*REQUIREMENT*
Copy each line below in which the word "Average" occurs.

*STORED RECORDS*
+-------+
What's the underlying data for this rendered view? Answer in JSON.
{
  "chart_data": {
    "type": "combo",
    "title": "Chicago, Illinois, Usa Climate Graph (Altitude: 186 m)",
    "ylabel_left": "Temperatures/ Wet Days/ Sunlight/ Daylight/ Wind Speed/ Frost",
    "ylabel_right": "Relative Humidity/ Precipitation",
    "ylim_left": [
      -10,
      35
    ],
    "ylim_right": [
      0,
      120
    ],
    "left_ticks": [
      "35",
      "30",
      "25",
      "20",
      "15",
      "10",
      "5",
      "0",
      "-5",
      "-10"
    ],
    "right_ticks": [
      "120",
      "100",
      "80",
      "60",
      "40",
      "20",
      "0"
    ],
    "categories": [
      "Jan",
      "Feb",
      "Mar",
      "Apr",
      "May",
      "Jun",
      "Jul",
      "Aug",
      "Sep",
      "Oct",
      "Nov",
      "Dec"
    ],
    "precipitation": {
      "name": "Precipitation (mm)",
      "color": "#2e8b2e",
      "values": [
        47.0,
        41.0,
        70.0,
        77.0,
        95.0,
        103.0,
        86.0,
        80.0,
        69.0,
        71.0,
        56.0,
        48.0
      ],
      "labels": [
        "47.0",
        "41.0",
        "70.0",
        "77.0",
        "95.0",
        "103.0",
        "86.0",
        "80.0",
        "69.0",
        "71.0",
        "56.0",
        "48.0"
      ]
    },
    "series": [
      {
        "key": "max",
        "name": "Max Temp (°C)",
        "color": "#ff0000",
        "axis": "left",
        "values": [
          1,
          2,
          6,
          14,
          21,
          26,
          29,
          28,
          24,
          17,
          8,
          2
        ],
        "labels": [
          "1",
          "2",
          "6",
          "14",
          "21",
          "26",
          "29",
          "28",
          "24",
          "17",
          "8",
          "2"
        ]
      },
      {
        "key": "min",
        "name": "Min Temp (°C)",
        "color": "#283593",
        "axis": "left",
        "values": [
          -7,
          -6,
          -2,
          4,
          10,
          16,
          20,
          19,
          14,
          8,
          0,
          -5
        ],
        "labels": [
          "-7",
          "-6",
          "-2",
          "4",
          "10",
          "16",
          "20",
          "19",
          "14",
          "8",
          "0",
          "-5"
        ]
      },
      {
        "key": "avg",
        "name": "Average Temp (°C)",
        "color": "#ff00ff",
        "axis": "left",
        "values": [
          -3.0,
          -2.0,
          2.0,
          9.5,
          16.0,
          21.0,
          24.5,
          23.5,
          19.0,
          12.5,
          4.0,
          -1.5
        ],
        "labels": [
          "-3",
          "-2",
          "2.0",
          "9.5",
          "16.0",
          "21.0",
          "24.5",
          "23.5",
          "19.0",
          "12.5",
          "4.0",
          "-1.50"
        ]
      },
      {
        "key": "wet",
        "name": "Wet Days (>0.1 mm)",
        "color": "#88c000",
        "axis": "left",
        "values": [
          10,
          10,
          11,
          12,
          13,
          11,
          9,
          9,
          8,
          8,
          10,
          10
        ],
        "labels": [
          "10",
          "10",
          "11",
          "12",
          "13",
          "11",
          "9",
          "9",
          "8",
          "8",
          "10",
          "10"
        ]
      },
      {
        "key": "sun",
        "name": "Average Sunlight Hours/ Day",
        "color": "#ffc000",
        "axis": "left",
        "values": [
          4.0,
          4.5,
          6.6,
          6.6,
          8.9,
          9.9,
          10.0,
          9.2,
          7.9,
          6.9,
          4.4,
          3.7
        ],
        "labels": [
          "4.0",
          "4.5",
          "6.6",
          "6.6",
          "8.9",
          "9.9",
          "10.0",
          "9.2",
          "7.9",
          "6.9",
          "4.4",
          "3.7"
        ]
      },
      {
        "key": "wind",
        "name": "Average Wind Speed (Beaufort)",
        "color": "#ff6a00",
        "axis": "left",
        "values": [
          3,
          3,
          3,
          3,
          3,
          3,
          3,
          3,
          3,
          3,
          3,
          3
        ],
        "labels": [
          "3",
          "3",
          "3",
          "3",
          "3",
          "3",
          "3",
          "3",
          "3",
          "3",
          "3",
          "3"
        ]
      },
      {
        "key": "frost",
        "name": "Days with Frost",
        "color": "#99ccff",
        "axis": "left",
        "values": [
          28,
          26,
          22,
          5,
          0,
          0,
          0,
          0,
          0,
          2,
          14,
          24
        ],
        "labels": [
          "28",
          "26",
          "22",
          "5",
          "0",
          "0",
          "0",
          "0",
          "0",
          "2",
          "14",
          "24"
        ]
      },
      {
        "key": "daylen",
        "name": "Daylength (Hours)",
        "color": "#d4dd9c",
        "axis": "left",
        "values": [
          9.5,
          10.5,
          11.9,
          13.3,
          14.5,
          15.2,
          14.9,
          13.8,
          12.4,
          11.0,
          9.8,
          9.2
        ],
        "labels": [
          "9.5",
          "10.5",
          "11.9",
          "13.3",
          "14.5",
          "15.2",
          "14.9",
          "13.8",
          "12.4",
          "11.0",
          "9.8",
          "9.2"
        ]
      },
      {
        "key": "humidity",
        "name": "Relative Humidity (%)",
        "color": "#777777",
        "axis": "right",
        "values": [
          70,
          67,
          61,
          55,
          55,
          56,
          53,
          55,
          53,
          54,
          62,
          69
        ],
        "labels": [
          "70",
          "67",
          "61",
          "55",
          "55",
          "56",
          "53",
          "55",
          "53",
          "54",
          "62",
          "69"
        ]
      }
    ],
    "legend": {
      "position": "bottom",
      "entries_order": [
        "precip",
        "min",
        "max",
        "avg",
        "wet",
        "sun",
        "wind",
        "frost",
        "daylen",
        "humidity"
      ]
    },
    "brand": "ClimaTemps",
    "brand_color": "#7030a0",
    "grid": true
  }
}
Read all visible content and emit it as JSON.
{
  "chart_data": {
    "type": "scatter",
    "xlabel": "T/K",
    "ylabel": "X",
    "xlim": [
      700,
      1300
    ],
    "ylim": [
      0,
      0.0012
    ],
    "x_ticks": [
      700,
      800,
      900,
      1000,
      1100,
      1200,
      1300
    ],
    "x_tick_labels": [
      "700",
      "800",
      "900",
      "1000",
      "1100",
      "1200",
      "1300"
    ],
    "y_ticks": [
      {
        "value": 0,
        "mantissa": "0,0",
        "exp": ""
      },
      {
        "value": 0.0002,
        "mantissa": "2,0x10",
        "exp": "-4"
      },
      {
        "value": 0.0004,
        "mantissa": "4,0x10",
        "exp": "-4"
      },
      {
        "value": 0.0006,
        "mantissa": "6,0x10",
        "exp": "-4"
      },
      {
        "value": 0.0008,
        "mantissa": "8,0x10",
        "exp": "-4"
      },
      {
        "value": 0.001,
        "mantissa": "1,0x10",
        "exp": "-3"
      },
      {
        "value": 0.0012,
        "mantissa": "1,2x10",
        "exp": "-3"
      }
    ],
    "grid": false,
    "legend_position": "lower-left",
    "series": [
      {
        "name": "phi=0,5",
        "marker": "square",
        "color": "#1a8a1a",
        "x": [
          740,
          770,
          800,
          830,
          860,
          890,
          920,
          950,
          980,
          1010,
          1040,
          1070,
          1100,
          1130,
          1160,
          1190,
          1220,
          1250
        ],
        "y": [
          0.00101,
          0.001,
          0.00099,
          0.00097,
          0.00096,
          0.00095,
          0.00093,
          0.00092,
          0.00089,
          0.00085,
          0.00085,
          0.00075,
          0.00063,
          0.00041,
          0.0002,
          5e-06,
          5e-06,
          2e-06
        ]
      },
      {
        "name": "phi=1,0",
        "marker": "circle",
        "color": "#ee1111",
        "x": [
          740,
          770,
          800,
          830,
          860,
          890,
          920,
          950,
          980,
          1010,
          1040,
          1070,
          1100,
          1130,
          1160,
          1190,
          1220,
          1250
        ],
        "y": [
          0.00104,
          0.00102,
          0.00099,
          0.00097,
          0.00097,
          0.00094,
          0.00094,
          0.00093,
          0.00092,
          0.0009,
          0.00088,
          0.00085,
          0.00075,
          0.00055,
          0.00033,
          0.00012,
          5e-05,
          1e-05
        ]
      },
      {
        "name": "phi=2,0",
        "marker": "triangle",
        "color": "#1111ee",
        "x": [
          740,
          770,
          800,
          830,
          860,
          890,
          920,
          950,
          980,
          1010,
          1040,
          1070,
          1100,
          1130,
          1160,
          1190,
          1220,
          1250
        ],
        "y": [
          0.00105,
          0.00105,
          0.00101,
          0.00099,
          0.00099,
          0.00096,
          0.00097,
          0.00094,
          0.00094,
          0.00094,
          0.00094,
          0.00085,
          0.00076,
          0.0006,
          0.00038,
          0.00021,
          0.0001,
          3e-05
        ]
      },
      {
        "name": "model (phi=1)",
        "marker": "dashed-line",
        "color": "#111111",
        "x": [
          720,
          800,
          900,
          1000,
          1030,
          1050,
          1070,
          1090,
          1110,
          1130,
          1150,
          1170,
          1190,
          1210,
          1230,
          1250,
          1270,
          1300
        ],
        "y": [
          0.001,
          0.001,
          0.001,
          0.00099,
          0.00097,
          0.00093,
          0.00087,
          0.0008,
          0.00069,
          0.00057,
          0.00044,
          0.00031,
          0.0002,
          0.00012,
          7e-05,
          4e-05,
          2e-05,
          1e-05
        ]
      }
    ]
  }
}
+-------+
*TASK OUTPUT*
        "name": "Average Temp (°C)",
        "name": "Average Sunlight Hours/ Day",
        "name": "Average Wind Speed (Beaufort)",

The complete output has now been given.